#### Work to be completed
From the entries that follow, pick out all lines holding "muscle".

#### Records provided
+ + + + + + +

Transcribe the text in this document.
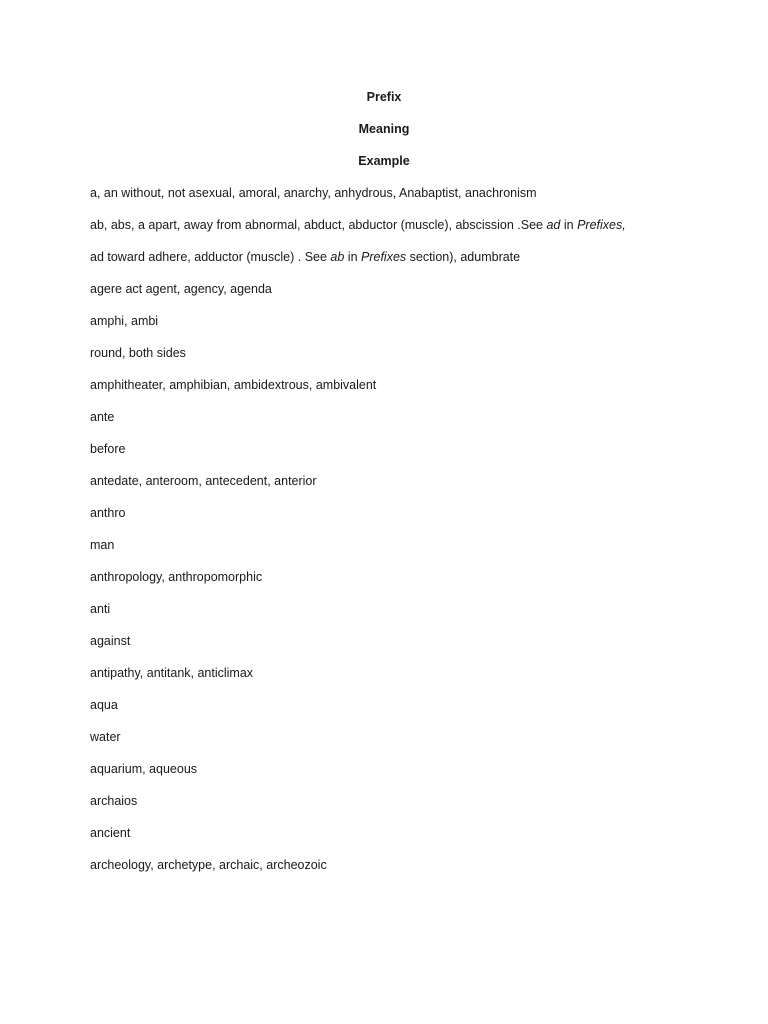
Prefix
Meaning
Example
a, an without, not asexual, amoral, anarchy, anhydrous, Anabaptist, anachronism
ab, abs, a apart, away from abnormal, abduct, abductor (muscle), abscission .See ad in Prefixes,
ad toward adhere, adductor (muscle) . See ab in Prefixes section), adumbrate
agere act agent, agency, agenda
amphi, ambi
round, both sides
amphitheater, amphibian, ambidextrous, ambivalent
ante
before
antedate, anteroom, antecedent, anterior
anthro
man
anthropology, anthropomorphic
anti
against
antipathy, antitank, anticlimax
aqua
water
aquarium, aqueous
archaios
ancient
archeology, archetype, archaic, archeozoic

+ + + + + + +

#### Exercise response
ab, abs, a apart, away from abnormal, abduct, abductor (muscle), abscission .See ad in Prefixes,
ad toward adhere, adductor (muscle) . See ab in Prefixes section), adumbrate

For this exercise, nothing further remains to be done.